Rewrite the stretch of records from the line containing "Text: 28-JUN-1996: 28-JUN-1996" through the line containing "Text: Contains HM" as a JSON list of strings. Use one string per line and leave out blank lines.

# start of The records

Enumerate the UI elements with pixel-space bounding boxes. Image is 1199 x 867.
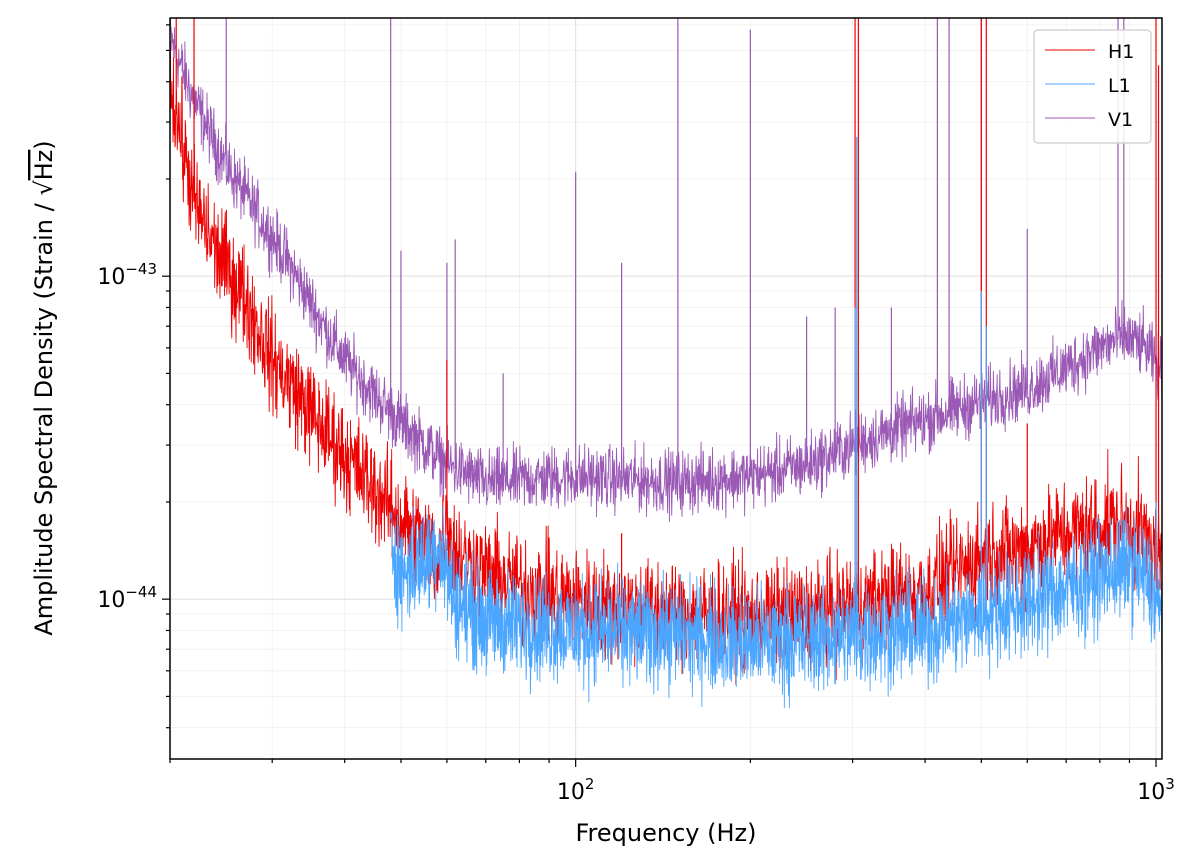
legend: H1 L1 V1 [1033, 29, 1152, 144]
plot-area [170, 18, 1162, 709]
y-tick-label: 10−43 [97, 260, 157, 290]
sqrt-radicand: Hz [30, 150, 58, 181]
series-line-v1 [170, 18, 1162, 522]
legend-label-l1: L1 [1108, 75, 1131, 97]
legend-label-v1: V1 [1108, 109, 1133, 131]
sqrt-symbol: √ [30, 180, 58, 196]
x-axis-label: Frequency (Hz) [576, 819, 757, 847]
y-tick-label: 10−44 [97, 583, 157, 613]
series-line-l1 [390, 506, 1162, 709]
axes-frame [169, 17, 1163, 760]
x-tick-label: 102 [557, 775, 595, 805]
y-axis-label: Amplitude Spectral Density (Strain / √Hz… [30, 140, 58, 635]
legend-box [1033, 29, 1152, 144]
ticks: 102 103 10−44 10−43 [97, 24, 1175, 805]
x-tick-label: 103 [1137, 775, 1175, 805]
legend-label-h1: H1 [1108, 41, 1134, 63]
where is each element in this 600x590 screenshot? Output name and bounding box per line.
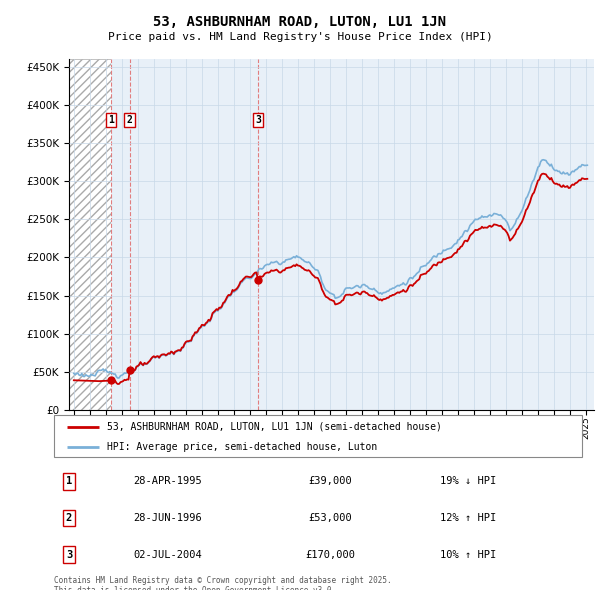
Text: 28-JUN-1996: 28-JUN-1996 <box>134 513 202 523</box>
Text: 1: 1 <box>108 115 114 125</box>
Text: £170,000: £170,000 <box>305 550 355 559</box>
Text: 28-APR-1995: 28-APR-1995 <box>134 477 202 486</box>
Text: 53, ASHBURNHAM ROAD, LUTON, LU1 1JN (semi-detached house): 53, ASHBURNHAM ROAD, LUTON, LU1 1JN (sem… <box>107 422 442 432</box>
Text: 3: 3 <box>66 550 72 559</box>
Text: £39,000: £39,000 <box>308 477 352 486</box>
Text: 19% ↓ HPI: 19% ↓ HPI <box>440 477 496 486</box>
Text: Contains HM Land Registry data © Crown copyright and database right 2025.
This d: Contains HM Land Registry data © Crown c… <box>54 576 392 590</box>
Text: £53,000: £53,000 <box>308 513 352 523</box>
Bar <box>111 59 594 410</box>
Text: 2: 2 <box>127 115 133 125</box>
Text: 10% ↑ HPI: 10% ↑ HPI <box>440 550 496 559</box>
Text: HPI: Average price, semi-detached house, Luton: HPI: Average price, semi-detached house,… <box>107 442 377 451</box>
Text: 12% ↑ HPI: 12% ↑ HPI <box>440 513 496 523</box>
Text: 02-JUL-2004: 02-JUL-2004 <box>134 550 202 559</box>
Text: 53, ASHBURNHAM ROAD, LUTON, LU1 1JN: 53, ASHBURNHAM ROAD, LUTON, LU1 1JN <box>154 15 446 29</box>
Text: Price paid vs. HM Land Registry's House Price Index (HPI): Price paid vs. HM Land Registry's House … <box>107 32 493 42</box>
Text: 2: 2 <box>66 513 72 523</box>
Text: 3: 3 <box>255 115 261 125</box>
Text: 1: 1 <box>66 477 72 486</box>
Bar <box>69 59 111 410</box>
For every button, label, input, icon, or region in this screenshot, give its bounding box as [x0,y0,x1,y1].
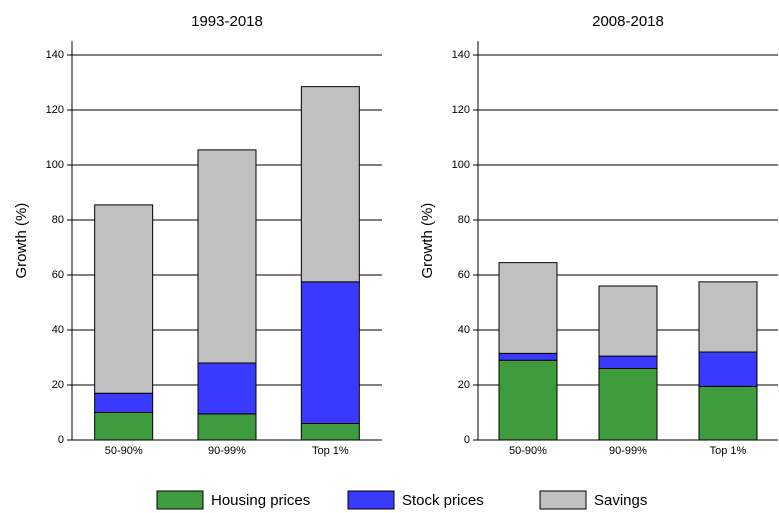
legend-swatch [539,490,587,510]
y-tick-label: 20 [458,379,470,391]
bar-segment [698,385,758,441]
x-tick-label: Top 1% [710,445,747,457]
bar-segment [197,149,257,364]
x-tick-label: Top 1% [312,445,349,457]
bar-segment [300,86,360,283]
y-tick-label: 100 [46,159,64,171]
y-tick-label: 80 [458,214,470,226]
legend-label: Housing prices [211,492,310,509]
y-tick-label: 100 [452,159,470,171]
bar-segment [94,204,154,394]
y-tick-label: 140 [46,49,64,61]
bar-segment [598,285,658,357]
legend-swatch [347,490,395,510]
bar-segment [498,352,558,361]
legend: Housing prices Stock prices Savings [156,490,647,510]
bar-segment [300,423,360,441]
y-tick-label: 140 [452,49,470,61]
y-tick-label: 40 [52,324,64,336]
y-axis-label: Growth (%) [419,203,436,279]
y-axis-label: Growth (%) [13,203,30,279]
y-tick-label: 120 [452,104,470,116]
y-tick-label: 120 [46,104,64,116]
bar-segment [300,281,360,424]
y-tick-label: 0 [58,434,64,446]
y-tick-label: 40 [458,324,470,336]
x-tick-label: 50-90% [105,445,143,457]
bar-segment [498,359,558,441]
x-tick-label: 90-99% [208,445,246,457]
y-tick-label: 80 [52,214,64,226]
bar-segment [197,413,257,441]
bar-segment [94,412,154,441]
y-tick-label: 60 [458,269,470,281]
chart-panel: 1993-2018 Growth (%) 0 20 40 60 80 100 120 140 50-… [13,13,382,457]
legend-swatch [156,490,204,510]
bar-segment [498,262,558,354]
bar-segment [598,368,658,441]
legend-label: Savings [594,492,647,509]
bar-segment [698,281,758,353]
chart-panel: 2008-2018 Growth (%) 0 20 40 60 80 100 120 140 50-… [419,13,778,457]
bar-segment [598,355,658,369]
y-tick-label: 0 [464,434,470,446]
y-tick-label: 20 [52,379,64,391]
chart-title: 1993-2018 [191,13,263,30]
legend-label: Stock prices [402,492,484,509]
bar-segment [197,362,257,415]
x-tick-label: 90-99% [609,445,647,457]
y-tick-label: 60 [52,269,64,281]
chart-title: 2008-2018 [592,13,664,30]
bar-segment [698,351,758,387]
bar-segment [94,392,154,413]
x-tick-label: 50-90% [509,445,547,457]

# end of The records
# start of The records

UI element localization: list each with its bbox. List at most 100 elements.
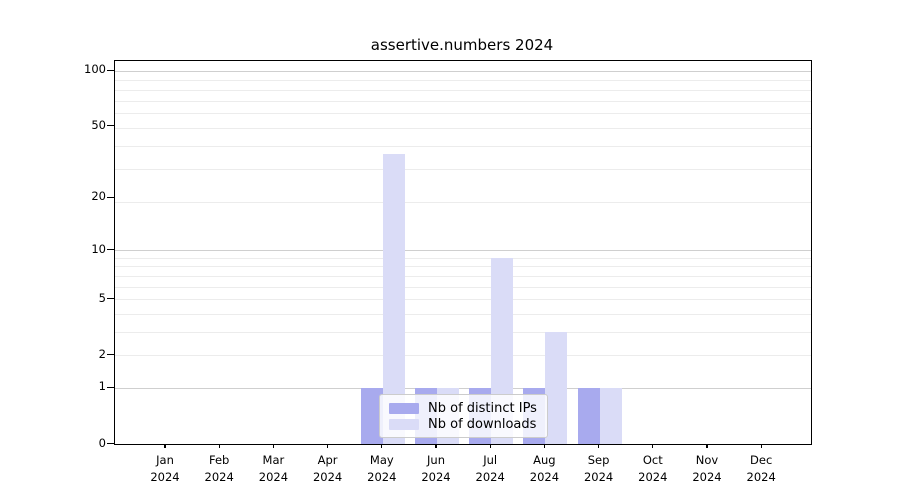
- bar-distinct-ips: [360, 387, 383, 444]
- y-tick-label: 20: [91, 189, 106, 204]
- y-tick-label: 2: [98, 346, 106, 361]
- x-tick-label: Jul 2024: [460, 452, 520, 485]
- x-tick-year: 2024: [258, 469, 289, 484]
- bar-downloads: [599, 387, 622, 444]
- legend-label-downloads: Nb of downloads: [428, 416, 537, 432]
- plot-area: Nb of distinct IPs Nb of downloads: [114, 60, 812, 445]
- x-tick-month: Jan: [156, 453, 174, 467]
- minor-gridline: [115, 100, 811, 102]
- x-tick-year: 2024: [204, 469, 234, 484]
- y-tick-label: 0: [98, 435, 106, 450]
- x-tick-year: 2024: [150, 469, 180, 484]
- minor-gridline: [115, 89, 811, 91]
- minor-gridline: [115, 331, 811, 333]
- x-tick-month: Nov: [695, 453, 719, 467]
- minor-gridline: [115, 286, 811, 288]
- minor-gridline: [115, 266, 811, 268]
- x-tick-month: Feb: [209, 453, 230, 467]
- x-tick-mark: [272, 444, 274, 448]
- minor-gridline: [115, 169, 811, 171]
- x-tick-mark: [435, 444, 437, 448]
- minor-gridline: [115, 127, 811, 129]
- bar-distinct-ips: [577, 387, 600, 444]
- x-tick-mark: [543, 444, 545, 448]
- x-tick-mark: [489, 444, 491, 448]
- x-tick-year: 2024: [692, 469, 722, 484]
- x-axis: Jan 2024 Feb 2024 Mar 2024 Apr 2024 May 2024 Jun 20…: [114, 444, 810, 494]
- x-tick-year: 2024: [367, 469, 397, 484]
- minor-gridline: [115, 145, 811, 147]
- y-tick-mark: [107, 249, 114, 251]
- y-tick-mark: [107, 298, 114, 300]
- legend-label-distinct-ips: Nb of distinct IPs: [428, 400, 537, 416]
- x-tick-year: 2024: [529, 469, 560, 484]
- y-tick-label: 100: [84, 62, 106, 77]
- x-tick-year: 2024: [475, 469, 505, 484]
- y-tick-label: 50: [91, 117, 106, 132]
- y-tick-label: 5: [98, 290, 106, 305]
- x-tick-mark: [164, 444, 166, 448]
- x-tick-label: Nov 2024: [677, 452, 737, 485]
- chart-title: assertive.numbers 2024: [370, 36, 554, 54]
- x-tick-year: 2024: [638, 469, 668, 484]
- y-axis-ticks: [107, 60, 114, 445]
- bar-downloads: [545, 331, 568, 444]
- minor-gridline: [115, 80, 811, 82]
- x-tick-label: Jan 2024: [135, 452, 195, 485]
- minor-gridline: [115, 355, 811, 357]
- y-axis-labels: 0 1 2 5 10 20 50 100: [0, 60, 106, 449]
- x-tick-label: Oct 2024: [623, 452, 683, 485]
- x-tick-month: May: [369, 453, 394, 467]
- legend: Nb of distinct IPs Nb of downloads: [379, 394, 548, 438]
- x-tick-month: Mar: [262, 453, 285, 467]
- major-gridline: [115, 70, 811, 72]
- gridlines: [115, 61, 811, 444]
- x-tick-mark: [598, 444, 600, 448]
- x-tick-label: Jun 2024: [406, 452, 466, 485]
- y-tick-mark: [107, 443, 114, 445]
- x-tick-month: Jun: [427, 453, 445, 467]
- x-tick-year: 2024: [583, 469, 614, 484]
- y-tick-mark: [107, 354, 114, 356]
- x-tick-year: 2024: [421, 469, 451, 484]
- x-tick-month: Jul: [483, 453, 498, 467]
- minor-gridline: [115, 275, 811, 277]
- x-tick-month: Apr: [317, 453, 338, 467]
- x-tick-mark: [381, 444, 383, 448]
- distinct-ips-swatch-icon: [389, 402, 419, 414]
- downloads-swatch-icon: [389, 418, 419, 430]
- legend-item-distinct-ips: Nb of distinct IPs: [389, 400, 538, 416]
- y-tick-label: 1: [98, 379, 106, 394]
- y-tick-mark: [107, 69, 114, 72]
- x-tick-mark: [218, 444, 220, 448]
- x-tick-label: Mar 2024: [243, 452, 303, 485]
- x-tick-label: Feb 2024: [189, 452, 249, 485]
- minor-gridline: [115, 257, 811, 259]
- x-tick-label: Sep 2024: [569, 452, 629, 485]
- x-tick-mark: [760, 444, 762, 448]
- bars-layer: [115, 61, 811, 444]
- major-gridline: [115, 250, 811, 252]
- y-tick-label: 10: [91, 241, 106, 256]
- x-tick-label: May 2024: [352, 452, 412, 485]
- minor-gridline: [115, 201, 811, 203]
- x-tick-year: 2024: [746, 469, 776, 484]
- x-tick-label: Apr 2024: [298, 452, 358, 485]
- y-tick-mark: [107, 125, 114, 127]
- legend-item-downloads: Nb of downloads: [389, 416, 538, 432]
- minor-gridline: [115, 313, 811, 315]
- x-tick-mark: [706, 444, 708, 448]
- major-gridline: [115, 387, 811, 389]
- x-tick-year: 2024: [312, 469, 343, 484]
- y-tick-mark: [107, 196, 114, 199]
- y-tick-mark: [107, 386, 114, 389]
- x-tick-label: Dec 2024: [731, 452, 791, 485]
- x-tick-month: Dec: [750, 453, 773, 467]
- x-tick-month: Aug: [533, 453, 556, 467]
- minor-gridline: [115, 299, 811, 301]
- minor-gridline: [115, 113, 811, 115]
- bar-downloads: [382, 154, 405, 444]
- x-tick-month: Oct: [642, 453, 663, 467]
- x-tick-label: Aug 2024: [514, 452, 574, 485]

# end of The records
# start of The records

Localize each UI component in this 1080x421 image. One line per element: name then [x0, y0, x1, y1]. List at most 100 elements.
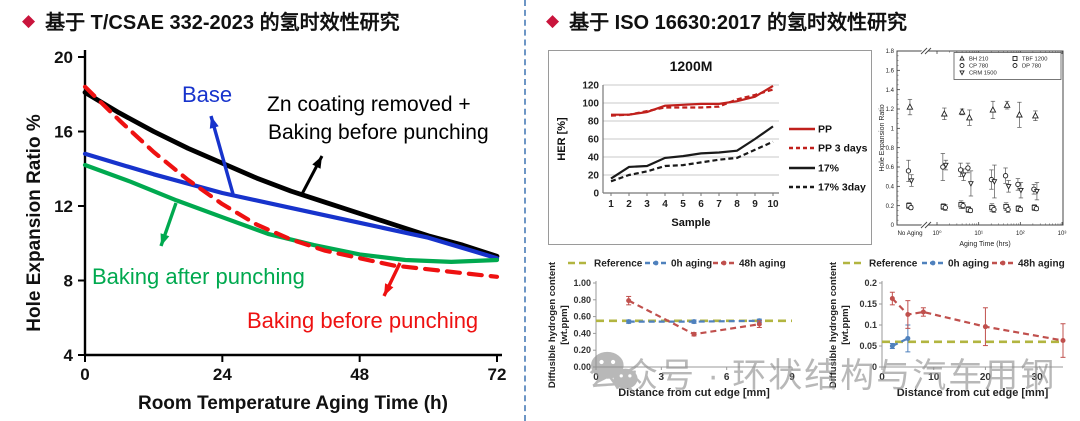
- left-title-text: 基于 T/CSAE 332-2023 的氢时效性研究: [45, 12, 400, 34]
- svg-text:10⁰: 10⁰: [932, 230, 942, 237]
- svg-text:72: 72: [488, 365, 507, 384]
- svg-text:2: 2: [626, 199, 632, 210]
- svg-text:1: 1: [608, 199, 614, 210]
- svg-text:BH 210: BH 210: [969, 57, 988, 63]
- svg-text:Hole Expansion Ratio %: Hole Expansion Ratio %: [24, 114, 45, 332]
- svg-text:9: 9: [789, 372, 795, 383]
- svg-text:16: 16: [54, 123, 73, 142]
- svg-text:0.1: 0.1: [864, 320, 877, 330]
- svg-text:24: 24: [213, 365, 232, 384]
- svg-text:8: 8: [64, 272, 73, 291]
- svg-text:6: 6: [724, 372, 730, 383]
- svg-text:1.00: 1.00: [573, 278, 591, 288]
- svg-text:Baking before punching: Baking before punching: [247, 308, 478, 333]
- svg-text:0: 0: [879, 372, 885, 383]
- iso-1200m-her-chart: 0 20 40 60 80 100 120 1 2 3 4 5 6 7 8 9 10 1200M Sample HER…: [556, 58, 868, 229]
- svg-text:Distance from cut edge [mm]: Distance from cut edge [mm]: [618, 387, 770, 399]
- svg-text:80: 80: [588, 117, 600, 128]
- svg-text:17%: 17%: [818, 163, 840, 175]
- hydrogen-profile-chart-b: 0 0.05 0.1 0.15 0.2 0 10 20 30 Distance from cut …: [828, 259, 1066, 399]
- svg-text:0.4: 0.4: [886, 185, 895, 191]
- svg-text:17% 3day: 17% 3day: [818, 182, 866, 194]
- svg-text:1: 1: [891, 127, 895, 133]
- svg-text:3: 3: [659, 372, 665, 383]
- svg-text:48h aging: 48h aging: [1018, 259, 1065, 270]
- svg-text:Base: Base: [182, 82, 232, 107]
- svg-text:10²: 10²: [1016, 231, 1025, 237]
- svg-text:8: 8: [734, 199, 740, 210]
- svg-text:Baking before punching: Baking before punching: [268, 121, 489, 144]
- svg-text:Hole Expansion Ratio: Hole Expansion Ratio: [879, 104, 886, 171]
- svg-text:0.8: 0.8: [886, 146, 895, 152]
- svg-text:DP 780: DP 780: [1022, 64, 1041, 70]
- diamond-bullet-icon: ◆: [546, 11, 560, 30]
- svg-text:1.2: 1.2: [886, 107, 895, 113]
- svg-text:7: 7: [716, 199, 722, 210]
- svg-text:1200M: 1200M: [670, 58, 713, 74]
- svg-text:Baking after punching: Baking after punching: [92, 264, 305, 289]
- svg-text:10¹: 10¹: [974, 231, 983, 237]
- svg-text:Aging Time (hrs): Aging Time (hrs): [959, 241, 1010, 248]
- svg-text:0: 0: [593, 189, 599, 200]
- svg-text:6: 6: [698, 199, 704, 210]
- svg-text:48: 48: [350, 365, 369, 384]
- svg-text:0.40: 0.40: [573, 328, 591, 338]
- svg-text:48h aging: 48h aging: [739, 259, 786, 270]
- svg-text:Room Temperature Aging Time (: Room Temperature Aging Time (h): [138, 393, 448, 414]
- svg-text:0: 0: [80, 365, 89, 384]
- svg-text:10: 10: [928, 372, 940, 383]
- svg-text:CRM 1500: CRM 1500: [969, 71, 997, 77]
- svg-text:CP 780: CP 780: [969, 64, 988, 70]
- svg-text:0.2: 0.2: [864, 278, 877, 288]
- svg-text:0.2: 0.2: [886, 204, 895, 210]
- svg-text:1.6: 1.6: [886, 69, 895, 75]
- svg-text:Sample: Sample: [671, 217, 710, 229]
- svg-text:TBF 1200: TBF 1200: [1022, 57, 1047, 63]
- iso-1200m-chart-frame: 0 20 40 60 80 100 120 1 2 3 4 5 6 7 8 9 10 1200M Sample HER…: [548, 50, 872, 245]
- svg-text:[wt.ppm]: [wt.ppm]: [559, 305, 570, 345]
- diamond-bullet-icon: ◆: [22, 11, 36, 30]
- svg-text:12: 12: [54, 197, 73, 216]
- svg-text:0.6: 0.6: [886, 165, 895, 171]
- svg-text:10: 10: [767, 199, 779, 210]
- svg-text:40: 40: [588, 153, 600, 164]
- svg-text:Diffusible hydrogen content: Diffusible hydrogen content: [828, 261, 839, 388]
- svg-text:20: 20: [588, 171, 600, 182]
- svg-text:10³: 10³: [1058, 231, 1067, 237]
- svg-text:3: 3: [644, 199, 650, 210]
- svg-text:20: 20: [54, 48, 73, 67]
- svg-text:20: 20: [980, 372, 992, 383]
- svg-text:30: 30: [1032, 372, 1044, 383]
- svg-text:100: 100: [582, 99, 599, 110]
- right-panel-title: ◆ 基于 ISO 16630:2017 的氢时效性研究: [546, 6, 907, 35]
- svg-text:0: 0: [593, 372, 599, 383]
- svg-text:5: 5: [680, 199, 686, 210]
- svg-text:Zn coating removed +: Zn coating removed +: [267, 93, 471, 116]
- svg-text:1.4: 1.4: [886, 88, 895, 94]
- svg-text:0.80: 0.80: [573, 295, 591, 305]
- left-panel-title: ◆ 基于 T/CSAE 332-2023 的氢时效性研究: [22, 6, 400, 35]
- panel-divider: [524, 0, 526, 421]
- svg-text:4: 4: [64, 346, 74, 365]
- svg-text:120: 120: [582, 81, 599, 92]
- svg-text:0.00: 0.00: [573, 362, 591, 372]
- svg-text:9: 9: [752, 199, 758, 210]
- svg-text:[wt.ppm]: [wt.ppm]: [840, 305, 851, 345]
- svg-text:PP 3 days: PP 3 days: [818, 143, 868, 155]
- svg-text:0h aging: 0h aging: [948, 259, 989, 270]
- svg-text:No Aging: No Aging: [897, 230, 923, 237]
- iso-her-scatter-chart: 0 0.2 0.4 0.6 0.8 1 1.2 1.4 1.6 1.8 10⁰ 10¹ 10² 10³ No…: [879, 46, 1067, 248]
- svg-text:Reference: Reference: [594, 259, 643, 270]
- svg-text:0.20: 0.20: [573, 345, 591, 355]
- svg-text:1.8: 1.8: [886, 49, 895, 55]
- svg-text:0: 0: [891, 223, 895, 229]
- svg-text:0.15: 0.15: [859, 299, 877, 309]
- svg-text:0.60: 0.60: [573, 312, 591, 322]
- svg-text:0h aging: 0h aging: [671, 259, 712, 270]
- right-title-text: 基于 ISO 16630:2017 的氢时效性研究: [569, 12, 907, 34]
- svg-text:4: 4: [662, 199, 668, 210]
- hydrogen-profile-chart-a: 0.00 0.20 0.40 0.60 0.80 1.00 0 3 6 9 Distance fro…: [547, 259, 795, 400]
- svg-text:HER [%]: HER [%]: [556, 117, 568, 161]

# end of The records

Written solution
[
  "Text: 28-JUN-1996: 28-JUN-1996 <box>134 513 202 523</box>",
  "Text: 1: 1 <box>108 115 114 125</box>",
  "Text: £170,000: £170,000 <box>305 550 355 559</box>",
  "Text: 28-APR-1995: 28-APR-1995 <box>134 477 202 486</box>",
  "Text: 53, ASHBURNHAM ROAD, LUTON, LU1 1JN (semi-detached house): 53, ASHBURNHAM ROAD, LUTON, LU1 1JN (sem… <box>107 422 442 432</box>",
  "Text: 3: 3 <box>66 550 72 559</box>",
  "Text: £39,000: £39,000 <box>308 477 352 486</box>",
  "Text: 19% ↓ HPI: 19% ↓ HPI <box>440 477 496 486</box>",
  "Text: Contains HM Land Registry data © Crown copyright and database right 2025."
]